- **DATA PROVIDED**
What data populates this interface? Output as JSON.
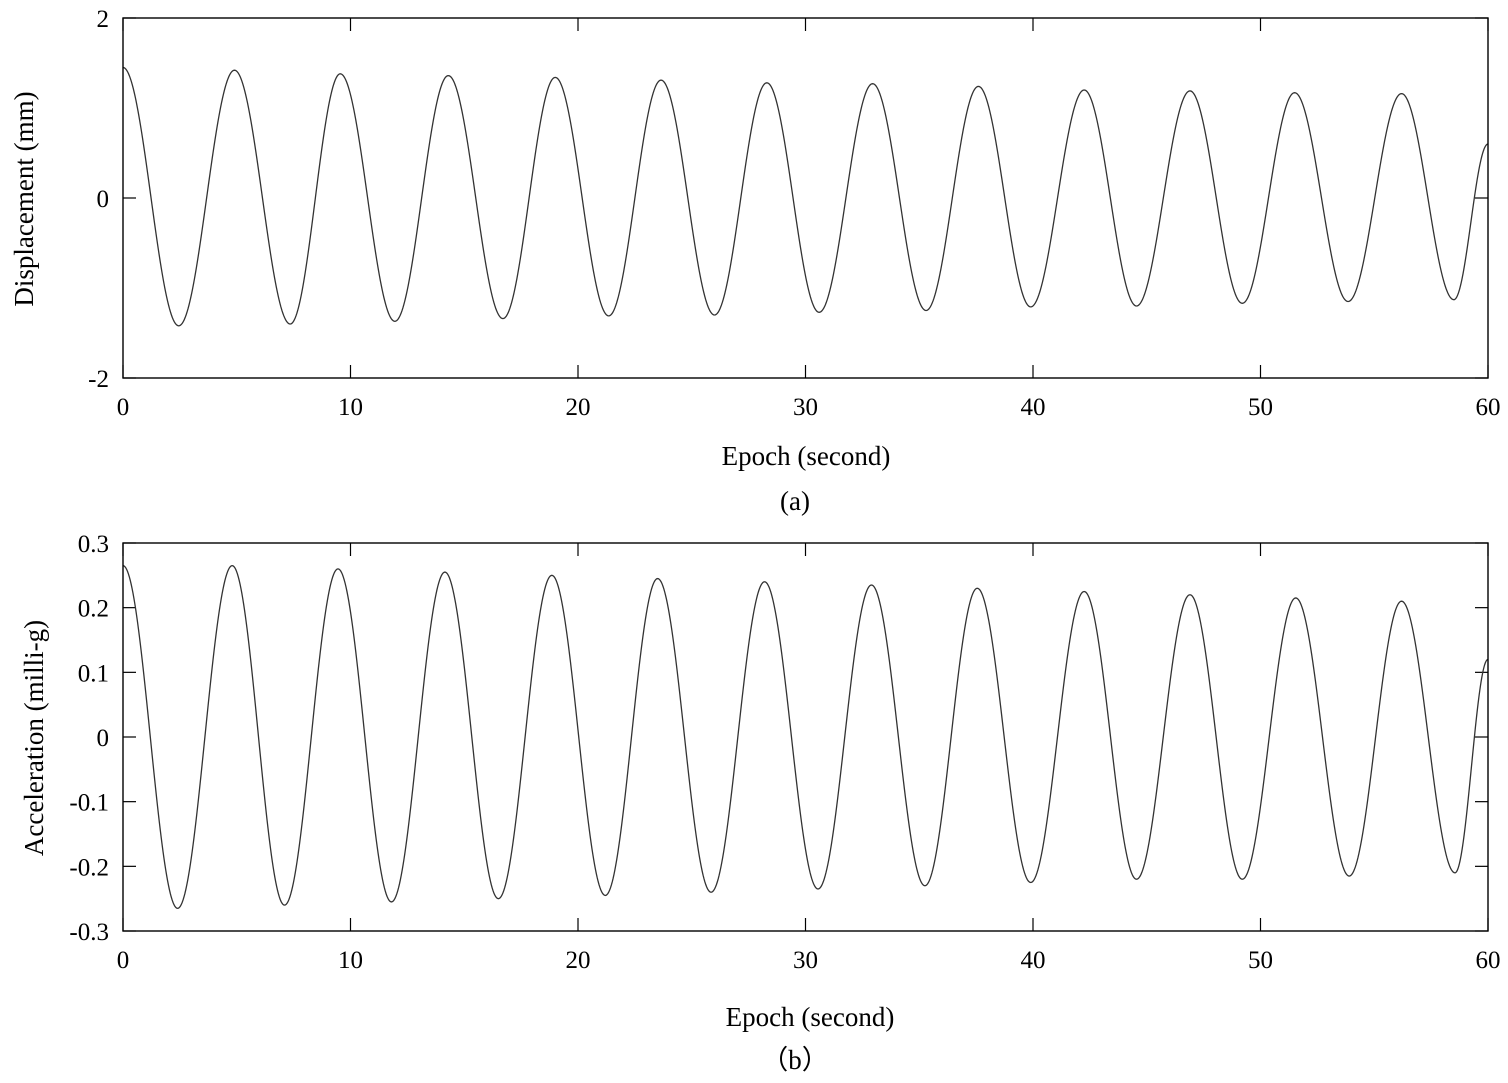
{
  "chart_data": [
    {
      "type": "line",
      "panel_label": "(a)",
      "xlabel": "Epoch (second)",
      "ylabel": "Displacement (mm)",
      "xlim": [
        0,
        60
      ],
      "ylim": [
        -2,
        2
      ],
      "xticks": [
        0,
        10,
        20,
        30,
        40,
        50,
        60
      ],
      "yticks": [
        -2,
        0,
        2
      ],
      "xtick_labels": [
        "0",
        "10",
        "20",
        "30",
        "40",
        "50",
        "60"
      ],
      "ytick_labels": [
        "-2",
        "0",
        "2"
      ],
      "grid": false,
      "line_color": "#333333",
      "series": [
        {
          "x": [
            0,
            2.45,
            4.9,
            7.35,
            9.55,
            11.95,
            14.3,
            16.7,
            19.0,
            21.35,
            23.65,
            26.0,
            28.3,
            30.6,
            32.95,
            35.3,
            37.6,
            39.9,
            42.25,
            44.55,
            46.9,
            49.2,
            51.5,
            53.85,
            56.2,
            58.5,
            60
          ],
          "y": [
            1.45,
            -1.42,
            1.42,
            -1.4,
            1.38,
            -1.37,
            1.36,
            -1.34,
            1.34,
            -1.31,
            1.31,
            -1.3,
            1.28,
            -1.27,
            1.27,
            -1.25,
            1.24,
            -1.21,
            1.2,
            -1.2,
            1.19,
            -1.17,
            1.17,
            -1.15,
            1.16,
            -1.13,
            0.6
          ]
        }
      ]
    },
    {
      "type": "line",
      "panel_label": "（b）",
      "xlabel": "Epoch (second)",
      "ylabel": "Acceleration (milli-g)",
      "xlim": [
        0,
        60
      ],
      "ylim": [
        -0.3,
        0.3
      ],
      "xticks": [
        0,
        10,
        20,
        30,
        40,
        50,
        60
      ],
      "yticks": [
        -0.3,
        -0.2,
        -0.1,
        0,
        0.1,
        0.2,
        0.3
      ],
      "xtick_labels": [
        "0",
        "10",
        "20",
        "30",
        "40",
        "50",
        "60"
      ],
      "ytick_labels": [
        "-0.3",
        "-0.2",
        "-0.1",
        "0",
        "0.1",
        "0.2",
        "0.3"
      ],
      "grid": false,
      "line_color": "#333333",
      "series": [
        {
          "x": [
            0,
            2.4,
            4.8,
            7.1,
            9.45,
            11.8,
            14.15,
            16.5,
            18.85,
            21.2,
            23.5,
            25.85,
            28.2,
            30.55,
            32.9,
            35.25,
            37.55,
            39.9,
            42.25,
            44.55,
            46.9,
            49.2,
            51.55,
            53.9,
            56.2,
            58.55,
            60
          ],
          "y": [
            0.265,
            -0.265,
            0.265,
            -0.26,
            0.26,
            -0.255,
            0.255,
            -0.25,
            0.25,
            -0.245,
            0.245,
            -0.24,
            0.24,
            -0.235,
            0.235,
            -0.23,
            0.23,
            -0.225,
            0.225,
            -0.22,
            0.22,
            -0.22,
            0.215,
            -0.215,
            0.21,
            -0.21,
            0.12
          ]
        }
      ]
    }
  ]
}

- **TASK BRIEF**
Locate the word "ylabel" in the records and collect each line it appears in.

- **ANSWER IN FULL**
      "ylabel": "Displacement (mm)",
      "ylabel": "Acceleration (milli-g)",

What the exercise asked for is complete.